- Do this -
Locate all lines with the word "Hospital". Copy them.

- Source data -
==*==

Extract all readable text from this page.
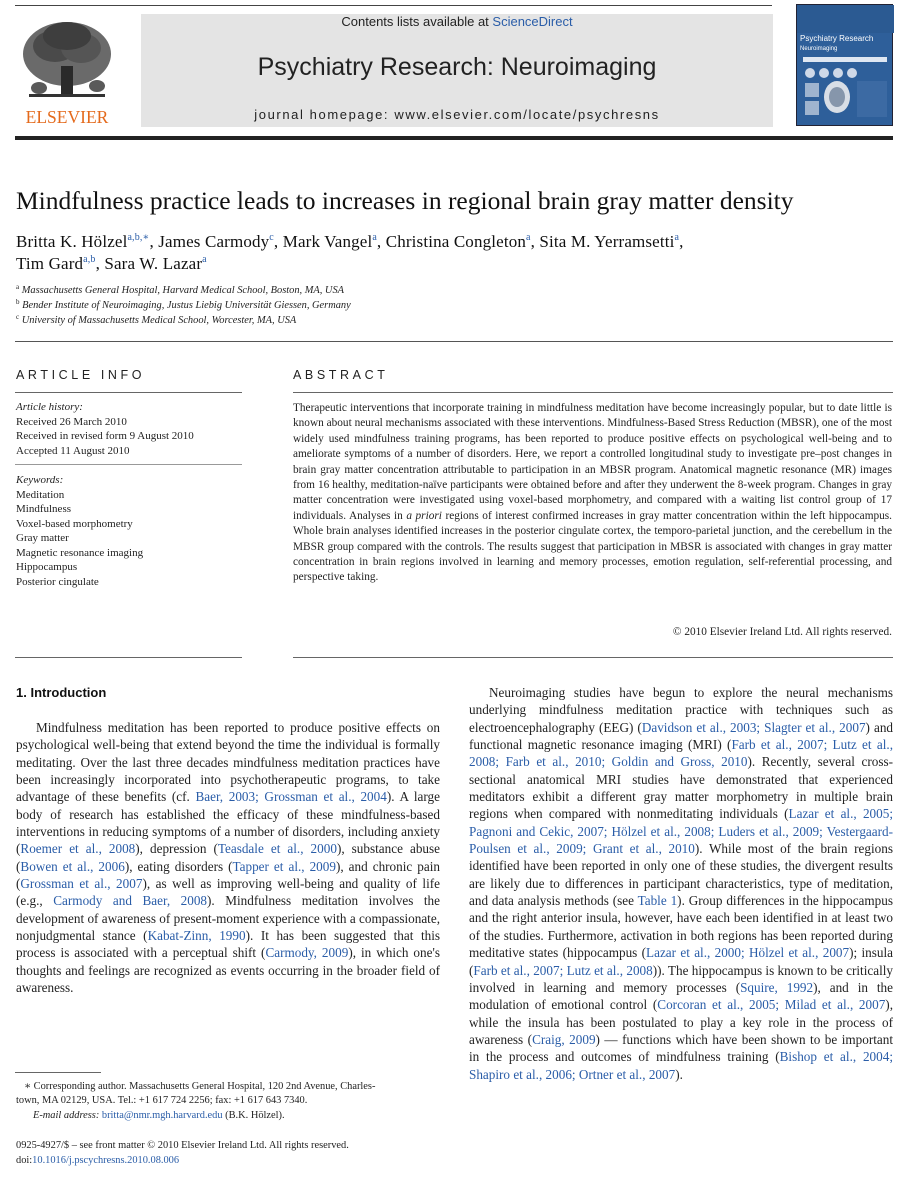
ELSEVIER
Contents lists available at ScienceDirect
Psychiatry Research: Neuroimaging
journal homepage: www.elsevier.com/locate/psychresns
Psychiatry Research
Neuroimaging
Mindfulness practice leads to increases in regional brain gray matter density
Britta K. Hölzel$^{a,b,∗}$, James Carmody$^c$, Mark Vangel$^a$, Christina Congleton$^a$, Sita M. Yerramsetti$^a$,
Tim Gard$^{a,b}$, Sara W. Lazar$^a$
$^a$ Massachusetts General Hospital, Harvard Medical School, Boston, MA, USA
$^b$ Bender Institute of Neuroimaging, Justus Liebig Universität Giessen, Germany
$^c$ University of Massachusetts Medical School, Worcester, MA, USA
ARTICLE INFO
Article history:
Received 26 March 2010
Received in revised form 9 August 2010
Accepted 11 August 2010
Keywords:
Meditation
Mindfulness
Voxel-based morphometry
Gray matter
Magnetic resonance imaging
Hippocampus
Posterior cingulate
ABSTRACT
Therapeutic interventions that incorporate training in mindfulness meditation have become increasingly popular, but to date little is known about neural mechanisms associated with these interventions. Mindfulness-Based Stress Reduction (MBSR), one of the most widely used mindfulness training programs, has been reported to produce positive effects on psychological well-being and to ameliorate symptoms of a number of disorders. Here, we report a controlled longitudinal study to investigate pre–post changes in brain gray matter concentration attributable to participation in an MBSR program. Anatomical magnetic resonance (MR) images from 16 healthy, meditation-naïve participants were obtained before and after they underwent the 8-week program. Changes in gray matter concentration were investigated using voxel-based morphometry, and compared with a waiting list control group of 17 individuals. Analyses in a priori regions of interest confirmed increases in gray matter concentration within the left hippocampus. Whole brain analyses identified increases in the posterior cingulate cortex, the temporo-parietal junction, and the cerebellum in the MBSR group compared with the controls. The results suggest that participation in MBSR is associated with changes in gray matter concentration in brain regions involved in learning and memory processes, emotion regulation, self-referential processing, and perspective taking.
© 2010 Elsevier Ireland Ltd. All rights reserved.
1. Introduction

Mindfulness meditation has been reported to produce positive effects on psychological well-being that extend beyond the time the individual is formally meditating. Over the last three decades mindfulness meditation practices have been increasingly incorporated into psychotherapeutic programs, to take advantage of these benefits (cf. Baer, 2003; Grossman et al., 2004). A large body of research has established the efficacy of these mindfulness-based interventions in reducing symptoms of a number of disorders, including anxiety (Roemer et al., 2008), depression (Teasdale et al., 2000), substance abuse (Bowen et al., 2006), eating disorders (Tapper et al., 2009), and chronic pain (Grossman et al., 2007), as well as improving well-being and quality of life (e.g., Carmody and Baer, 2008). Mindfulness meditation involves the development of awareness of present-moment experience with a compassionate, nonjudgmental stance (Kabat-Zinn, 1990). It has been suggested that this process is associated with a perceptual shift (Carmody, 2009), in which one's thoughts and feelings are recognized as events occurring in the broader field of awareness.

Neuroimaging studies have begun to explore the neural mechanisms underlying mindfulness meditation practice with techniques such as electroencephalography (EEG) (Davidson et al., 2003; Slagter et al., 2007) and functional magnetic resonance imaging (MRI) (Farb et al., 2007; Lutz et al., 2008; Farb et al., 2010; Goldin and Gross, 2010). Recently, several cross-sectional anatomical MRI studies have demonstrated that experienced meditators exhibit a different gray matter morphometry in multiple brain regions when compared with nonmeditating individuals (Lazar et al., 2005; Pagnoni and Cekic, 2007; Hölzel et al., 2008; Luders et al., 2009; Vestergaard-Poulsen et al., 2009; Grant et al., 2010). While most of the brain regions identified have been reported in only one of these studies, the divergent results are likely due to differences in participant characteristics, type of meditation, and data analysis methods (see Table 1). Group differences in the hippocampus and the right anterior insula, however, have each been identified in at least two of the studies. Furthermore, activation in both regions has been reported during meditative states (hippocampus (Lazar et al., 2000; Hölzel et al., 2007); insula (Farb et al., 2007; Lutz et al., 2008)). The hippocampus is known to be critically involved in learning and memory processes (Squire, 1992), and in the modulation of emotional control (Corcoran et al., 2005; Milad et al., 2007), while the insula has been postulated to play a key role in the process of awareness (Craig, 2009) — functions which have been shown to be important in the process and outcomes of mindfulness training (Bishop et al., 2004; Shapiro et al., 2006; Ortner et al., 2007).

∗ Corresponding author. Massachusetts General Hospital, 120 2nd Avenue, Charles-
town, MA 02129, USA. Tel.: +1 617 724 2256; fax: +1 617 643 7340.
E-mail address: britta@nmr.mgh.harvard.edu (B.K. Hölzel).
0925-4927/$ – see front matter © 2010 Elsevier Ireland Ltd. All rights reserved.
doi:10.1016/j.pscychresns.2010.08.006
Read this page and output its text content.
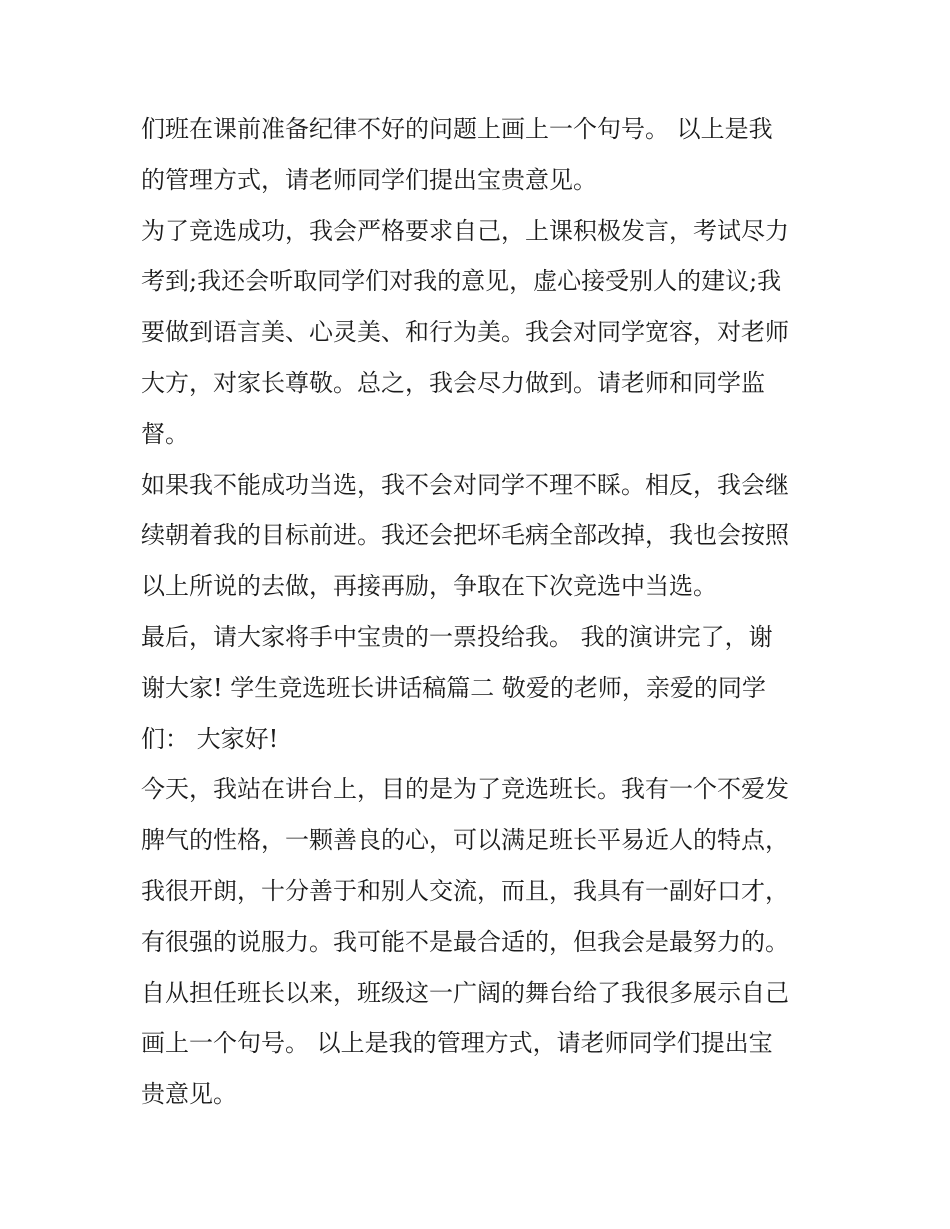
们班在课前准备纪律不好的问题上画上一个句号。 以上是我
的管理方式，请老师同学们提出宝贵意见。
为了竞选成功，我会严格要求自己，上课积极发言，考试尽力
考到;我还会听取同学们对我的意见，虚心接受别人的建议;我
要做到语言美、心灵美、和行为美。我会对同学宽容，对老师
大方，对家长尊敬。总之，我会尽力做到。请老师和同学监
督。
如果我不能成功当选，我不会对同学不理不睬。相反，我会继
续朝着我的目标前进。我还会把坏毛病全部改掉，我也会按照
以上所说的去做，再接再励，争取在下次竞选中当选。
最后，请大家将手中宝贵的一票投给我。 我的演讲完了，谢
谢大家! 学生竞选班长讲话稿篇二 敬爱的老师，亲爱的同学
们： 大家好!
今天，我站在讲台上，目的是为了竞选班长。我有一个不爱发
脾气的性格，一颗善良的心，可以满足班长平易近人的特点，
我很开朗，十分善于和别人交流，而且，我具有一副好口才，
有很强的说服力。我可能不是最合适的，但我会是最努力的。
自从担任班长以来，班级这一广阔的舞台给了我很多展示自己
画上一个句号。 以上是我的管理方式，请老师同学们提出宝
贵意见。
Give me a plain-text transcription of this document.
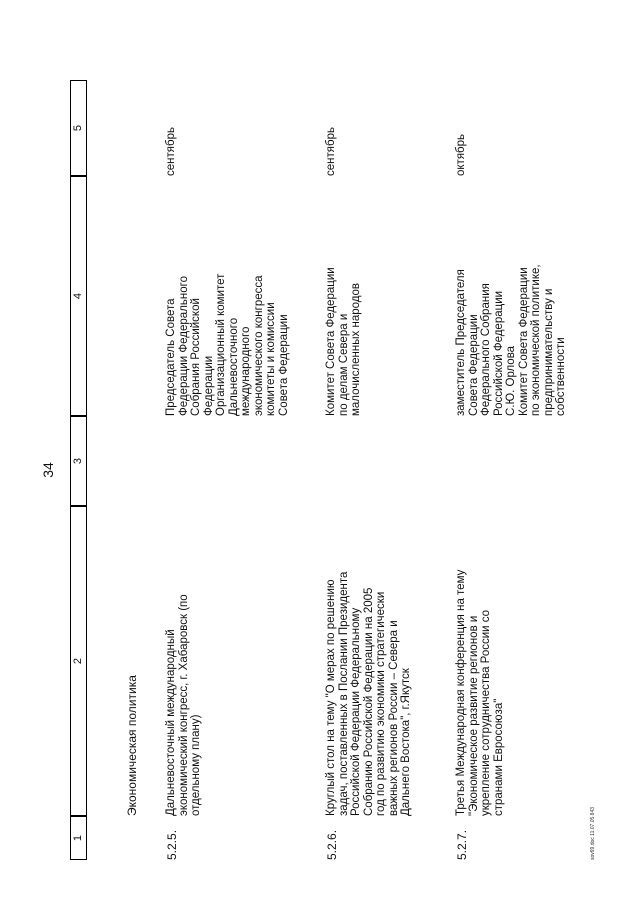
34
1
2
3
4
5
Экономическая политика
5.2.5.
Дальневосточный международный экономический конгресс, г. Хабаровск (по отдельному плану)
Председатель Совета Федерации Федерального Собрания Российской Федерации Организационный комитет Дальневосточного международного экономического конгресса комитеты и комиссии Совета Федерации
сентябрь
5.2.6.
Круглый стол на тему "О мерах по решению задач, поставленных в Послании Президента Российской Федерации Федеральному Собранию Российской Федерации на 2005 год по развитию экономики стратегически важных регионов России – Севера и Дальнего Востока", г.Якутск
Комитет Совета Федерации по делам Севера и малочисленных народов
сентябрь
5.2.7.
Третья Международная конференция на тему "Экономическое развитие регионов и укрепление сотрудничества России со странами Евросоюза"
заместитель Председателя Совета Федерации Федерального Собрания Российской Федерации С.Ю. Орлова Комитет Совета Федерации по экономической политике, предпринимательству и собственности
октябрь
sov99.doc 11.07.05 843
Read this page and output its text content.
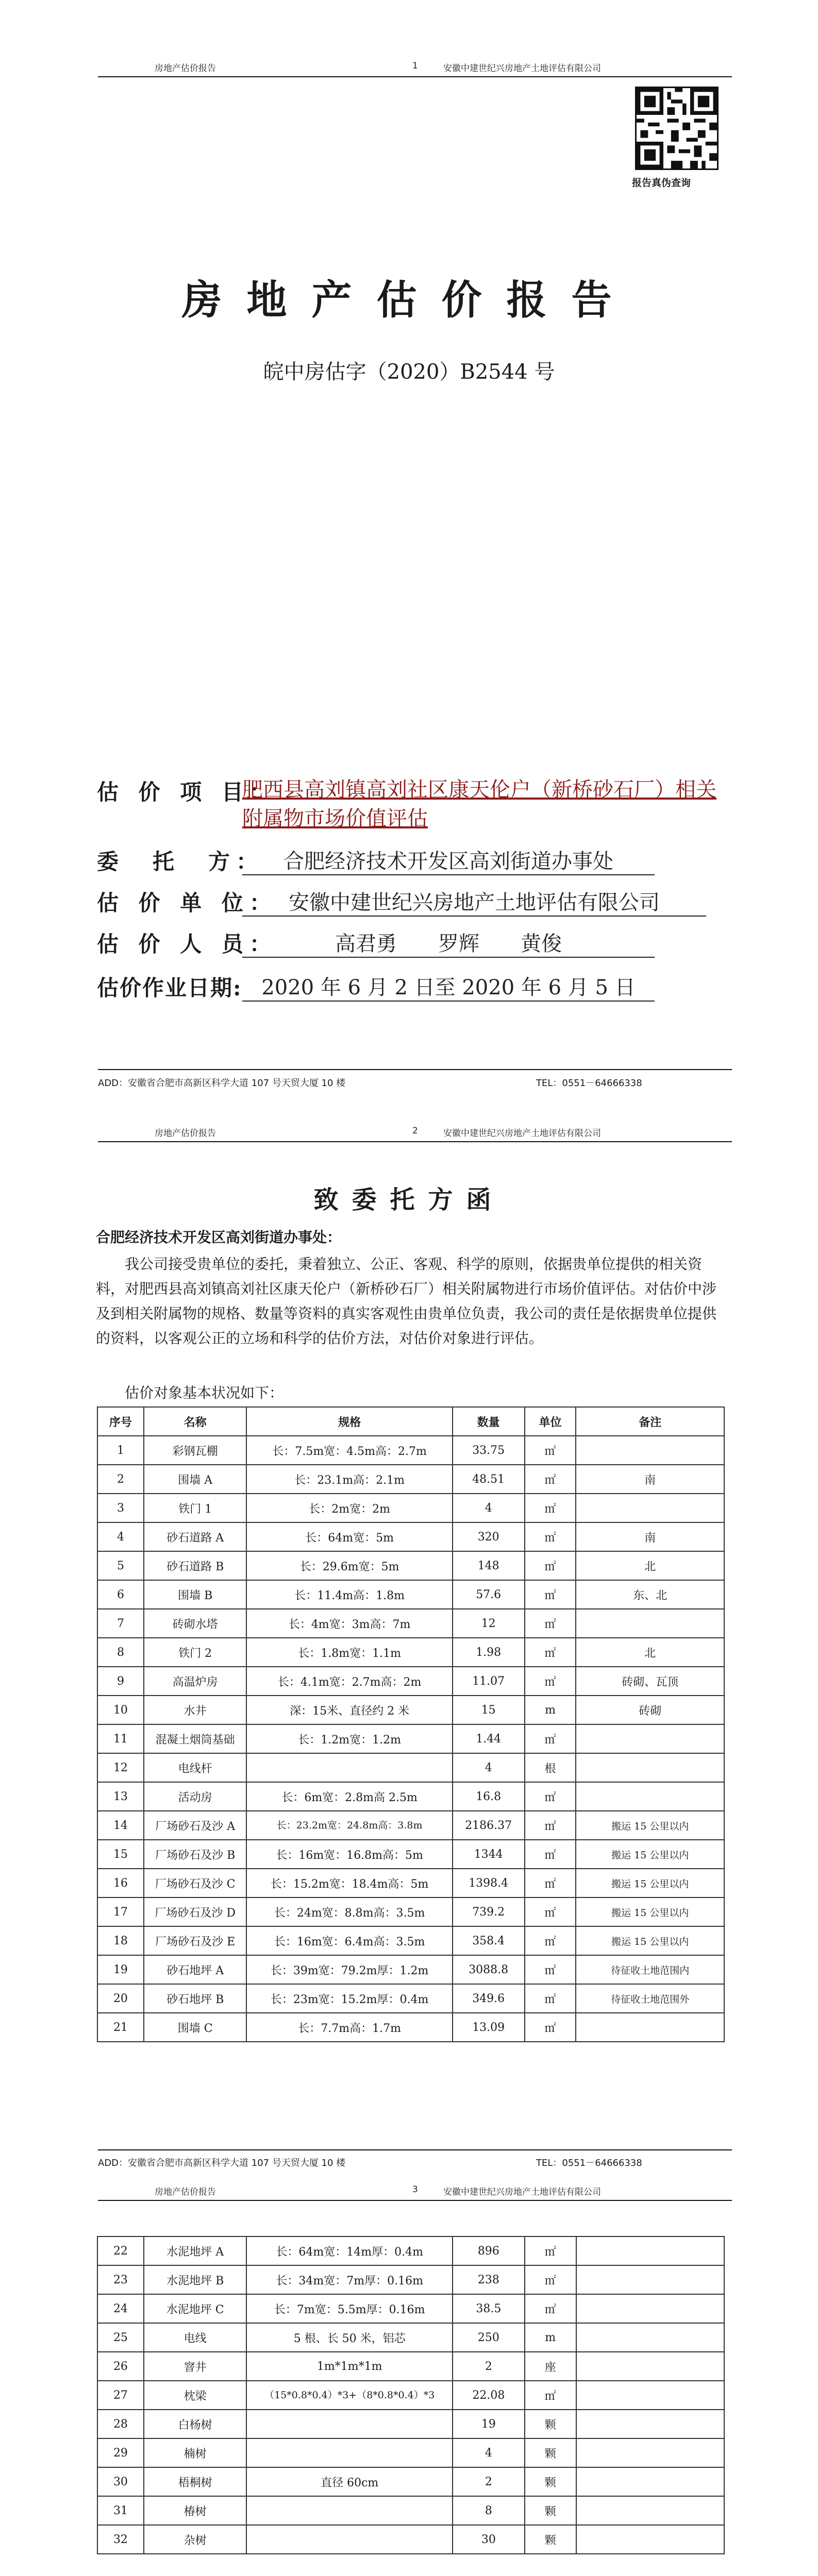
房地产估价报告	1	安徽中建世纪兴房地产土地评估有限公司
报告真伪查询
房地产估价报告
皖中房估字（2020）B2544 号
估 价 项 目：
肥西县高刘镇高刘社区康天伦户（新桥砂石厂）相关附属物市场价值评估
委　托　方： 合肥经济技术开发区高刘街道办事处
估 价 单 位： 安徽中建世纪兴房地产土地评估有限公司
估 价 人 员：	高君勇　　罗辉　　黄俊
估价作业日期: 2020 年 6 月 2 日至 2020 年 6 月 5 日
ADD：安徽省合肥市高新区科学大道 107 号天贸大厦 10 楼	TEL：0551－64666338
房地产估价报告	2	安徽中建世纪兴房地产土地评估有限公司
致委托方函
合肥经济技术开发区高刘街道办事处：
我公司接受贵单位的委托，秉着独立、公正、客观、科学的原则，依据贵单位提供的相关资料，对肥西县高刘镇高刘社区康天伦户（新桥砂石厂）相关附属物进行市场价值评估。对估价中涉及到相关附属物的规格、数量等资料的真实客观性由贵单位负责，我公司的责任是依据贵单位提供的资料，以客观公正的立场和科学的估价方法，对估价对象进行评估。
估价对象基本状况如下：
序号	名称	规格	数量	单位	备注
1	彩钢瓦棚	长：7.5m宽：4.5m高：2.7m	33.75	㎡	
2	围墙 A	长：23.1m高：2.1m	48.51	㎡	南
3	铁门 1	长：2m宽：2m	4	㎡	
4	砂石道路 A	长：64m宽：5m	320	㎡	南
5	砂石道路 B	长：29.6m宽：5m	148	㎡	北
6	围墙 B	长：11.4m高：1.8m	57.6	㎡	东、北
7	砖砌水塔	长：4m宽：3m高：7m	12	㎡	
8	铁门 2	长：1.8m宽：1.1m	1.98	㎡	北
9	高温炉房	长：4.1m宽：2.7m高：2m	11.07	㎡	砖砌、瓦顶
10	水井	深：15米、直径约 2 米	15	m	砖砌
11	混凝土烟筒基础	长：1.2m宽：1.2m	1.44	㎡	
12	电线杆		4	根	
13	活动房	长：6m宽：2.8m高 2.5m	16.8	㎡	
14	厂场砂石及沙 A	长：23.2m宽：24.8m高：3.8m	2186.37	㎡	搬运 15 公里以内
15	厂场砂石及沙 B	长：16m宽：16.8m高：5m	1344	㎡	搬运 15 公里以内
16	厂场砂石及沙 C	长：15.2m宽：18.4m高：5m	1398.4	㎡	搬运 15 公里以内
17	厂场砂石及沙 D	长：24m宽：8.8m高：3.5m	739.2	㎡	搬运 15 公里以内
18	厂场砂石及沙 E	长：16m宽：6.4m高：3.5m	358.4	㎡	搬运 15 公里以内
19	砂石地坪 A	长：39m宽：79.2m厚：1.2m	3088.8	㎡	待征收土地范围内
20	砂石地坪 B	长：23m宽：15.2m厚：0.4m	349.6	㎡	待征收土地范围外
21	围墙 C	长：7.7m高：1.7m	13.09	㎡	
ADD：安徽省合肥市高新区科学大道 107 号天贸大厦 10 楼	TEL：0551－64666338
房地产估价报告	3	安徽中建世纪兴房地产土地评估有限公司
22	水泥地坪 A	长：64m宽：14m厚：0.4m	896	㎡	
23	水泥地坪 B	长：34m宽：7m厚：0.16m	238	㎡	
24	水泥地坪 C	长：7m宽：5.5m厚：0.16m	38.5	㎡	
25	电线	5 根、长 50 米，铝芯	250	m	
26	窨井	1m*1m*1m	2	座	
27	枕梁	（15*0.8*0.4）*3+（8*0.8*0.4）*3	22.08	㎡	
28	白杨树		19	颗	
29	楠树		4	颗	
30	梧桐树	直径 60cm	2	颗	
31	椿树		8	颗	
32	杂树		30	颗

==*==

- The reply -
$^a$ Massachusetts General Hospital, Harvard Medical School, Boston, MA, USA
∗ Corresponding author. Massachusetts General Hospital, 120 2nd Avenue, Charles-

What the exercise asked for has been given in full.